I repeat, this is a stealth game. So of course you can't walk around wielding a minigun. I assume you're disguised, otherwise every guard would already be hostile anyway. As soon as you enter the line of sight of any guard with a minigun, they will see through your disguise and open fire. In order for enemies to be fooled by a disguise, you can only carry weapons that other guards in the same uniform also carry. This excludes the sniper rifle and minigun. I wonder how you got the idea that guards shouldn't mind you carrying a minigun?
Pretty much the same thing for the towers. Tower guards have very far line of sight (sometimes higher than your viewing distance without binocs, to be fair). They can see guards in other towers near them. If you kill a guard in a tower, guards from nearby towers can see their bodies and will look out for you. Guards on the ground cannot see the bodies up in the towers, so they won't know. They will only turn hostile if they hear one of the tower guards firing on you.
None of these are bugs!
☆ ☆ ☆ ☆ ☆ ☆ ☆
▸ ACTION ITEM
In the post about the stealth game, which two weapons rule out carrying them while disguised?

(Data for document layout analysis)
☆ ☆ ☆ ☆ ☆ ☆ ☆
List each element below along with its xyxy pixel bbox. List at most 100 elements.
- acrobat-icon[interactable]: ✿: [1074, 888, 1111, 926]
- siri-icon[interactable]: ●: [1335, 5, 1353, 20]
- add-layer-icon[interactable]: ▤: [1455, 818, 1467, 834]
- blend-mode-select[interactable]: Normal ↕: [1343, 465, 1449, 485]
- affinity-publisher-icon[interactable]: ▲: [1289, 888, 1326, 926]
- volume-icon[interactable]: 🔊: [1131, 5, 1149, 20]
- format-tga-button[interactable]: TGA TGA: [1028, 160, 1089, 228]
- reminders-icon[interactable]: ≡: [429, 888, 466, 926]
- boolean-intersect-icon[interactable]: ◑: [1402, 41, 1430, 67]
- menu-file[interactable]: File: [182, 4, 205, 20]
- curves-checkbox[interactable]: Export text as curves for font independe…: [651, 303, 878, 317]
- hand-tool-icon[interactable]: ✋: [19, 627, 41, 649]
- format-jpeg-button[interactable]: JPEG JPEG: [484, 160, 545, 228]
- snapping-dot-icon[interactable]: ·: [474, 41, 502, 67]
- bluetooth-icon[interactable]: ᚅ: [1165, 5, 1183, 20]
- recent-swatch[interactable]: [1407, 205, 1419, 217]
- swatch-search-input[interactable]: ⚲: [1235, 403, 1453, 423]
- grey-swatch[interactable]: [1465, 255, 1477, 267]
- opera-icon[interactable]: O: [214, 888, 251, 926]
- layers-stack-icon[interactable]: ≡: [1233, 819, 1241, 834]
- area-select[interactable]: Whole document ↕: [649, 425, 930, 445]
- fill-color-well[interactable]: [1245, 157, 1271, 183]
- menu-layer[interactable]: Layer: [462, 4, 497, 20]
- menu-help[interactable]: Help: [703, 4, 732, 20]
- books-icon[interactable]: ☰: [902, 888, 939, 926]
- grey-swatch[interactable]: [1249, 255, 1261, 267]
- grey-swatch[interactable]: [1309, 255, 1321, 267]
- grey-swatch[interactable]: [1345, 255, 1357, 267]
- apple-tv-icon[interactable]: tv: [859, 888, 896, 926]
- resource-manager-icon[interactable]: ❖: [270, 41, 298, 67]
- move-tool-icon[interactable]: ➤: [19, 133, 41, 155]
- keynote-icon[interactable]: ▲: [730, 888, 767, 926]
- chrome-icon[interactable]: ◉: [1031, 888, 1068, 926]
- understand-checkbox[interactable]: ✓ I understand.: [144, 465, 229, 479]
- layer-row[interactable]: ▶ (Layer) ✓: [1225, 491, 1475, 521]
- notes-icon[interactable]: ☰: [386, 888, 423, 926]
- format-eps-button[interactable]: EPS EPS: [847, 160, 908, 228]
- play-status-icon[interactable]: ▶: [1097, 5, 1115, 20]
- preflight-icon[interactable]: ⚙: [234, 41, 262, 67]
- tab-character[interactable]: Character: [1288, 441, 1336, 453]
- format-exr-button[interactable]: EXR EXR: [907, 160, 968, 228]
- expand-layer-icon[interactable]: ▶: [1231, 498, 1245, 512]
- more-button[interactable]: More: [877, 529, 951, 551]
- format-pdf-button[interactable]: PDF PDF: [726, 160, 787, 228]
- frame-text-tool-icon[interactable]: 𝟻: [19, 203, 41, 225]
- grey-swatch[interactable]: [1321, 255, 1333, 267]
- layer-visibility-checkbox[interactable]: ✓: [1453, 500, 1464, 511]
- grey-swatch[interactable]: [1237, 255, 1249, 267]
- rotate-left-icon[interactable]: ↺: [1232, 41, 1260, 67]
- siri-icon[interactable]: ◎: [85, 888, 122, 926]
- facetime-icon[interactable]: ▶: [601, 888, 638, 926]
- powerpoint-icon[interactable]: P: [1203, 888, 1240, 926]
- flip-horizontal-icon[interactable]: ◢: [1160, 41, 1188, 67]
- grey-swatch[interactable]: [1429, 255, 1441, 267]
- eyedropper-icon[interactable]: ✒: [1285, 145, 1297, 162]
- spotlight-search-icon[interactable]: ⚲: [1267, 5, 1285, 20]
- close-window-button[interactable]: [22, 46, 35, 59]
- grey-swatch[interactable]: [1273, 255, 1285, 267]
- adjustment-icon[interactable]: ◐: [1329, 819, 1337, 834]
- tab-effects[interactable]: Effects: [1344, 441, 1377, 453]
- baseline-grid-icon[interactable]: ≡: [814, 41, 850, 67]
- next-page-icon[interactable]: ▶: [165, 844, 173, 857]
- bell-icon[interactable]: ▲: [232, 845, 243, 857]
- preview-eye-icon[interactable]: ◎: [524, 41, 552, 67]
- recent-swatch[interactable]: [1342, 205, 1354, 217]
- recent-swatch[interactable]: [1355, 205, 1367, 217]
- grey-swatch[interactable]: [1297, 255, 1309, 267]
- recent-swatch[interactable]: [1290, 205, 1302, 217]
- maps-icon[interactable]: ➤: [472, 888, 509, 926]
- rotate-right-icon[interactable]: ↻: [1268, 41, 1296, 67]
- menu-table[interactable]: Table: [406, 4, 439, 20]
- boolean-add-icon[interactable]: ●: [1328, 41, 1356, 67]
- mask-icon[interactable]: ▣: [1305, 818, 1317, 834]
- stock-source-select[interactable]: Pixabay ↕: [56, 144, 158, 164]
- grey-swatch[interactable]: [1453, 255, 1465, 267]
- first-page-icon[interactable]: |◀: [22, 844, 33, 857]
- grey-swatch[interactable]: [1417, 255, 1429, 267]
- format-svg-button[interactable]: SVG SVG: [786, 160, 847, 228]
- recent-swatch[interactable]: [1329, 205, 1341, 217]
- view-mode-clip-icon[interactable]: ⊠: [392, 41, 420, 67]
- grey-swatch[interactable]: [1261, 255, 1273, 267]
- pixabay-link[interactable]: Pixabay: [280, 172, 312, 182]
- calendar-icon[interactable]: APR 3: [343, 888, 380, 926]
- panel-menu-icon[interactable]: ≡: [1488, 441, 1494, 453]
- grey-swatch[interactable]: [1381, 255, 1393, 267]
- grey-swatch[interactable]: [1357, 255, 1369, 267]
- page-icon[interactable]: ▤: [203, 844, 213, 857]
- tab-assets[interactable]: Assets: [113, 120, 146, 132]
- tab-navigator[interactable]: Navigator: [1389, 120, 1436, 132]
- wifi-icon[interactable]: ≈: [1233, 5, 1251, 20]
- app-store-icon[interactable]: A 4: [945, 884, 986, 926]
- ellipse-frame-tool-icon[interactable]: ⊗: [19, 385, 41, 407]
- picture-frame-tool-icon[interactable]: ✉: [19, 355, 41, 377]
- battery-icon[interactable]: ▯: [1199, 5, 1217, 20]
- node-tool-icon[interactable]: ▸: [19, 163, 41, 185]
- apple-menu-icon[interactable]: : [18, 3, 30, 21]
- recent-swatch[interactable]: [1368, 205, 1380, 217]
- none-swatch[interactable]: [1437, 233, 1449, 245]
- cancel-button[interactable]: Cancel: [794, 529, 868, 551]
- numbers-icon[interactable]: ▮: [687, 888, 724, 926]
☆ ☆ ☆ ☆ ☆ ☆ ☆
▸ EXPECTED OUTPUT
The sniper rifle and the minigun.